### EXERCISE AIM
Retype exactly the lines that start at the line with "Read out every word on this page." and end at the final line, both included, and leave out every picture.

* BEGIN RECORDED INFORMATION *

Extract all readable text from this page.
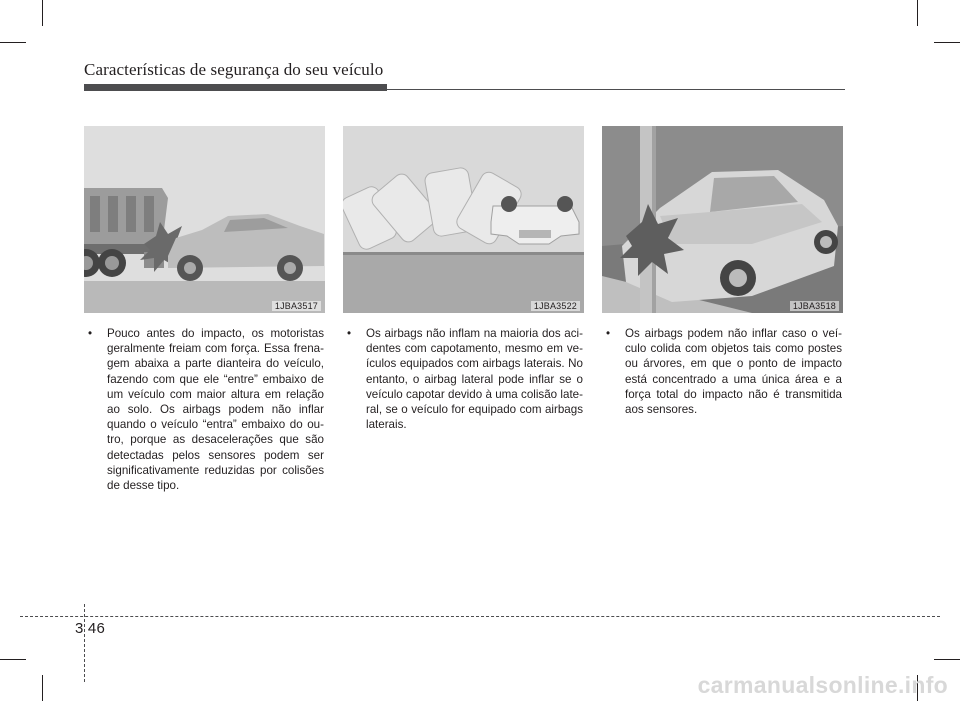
Características de segurança do seu veículo
1JBA3517	1JBA3522	1JBA3518
• Pouco antes do impacto, os motoristas geralmente freiam com força. Essa frenagem abaixa a parte dianteira do veículo, fazendo com que ele “entre” embaixo de um veículo com maior altura em relação ao solo. Os airbags podem não inflar quando o veículo “entra” embaixo do outro, porque as desacelerações que são detectadas pelos sensores podem ser significativamente reduzidas por colisões de desse tipo.

• Os airbags não inflam na maioria dos acidentes com capotamento, mesmo em veículos equipados com airbags laterais. No entanto, o airbag lateral pode inflar se o veículo capotar devido à uma colisão lateral, se o veículo for equipado com airbags laterais.

• Os airbags podem não inflar caso o veículo colida com objetos tais como postes ou árvores, em que o ponto de impacto está concentrado a uma única área e a força total do impacto não é transmitida aos sensores.

3 46
carmanualsonline.info
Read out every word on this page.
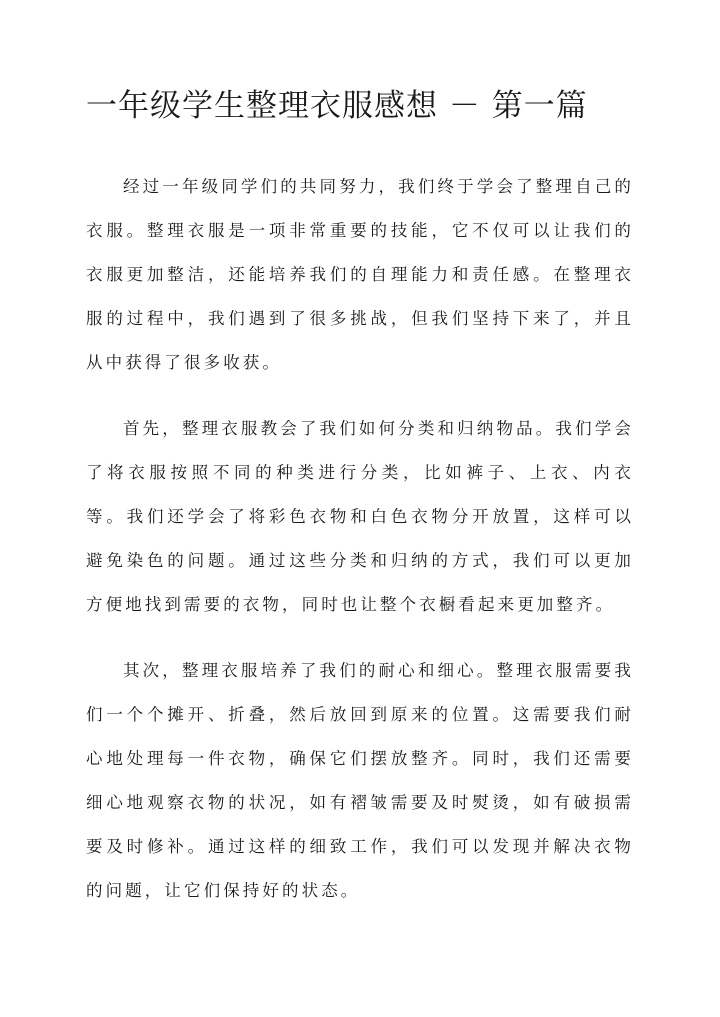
一年级学生整理衣服感想 － 第一篇

经过一年级同学们的共同努力，我们终于学会了整理自己的衣服。整理衣服是一项非常重要的技能，它不仅可以让我们的衣服更加整洁，还能培养我们的自理能力和责任感。在整理衣服的过程中，我们遇到了很多挑战，但我们坚持下来了，并且从中获得了很多收获。

首先，整理衣服教会了我们如何分类和归纳物品。我们学会了将衣服按照不同的种类进行分类，比如裤子、上衣、内衣等。我们还学会了将彩色衣物和白色衣物分开放置，这样可以避免染色的问题。通过这些分类和归纳的方式，我们可以更加方便地找到需要的衣物，同时也让整个衣橱看起来更加整齐。

其次，整理衣服培养了我们的耐心和细心。整理衣服需要我们一个个摊开、折叠，然后放回到原来的位置。这需要我们耐心地处理每一件衣物，确保它们摆放整齐。同时，我们还需要细心地观察衣物的状况，如有褶皱需要及时熨烫，如有破损需要及时修补。通过这样的细致工作，我们可以发现并解决衣物的问题，让它们保持好的状态。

* END RECORDED INFORMATION *

### OUTPUT OF THE EXERCISE
Read out every word on this page.
一年级学生整理衣服感想 － 第一篇

经过一年级同学们的共同努力，我们终于学会了整理自己的衣服。整理衣服是一项非常重要的技能，它不仅可以让我们的衣服更加整洁，还能培养我们的自理能力和责任感。在整理衣服的过程中，我们遇到了很多挑战，但我们坚持下来了，并且从中获得了很多收获。

首先，整理衣服教会了我们如何分类和归纳物品。我们学会了将衣服按照不同的种类进行分类，比如裤子、上衣、内衣等。我们还学会了将彩色衣物和白色衣物分开放置，这样可以避免染色的问题。通过这些分类和归纳的方式，我们可以更加方便地找到需要的衣物，同时也让整个衣橱看起来更加整齐。

其次，整理衣服培养了我们的耐心和细心。整理衣服需要我们一个个摊开、折叠，然后放回到原来的位置。这需要我们耐心地处理每一件衣物，确保它们摆放整齐。同时，我们还需要细心地观察衣物的状况，如有褶皱需要及时熨烫，如有破损需要及时修补。通过这样的细致工作，我们可以发现并解决衣物的问题，让它们保持好的状态。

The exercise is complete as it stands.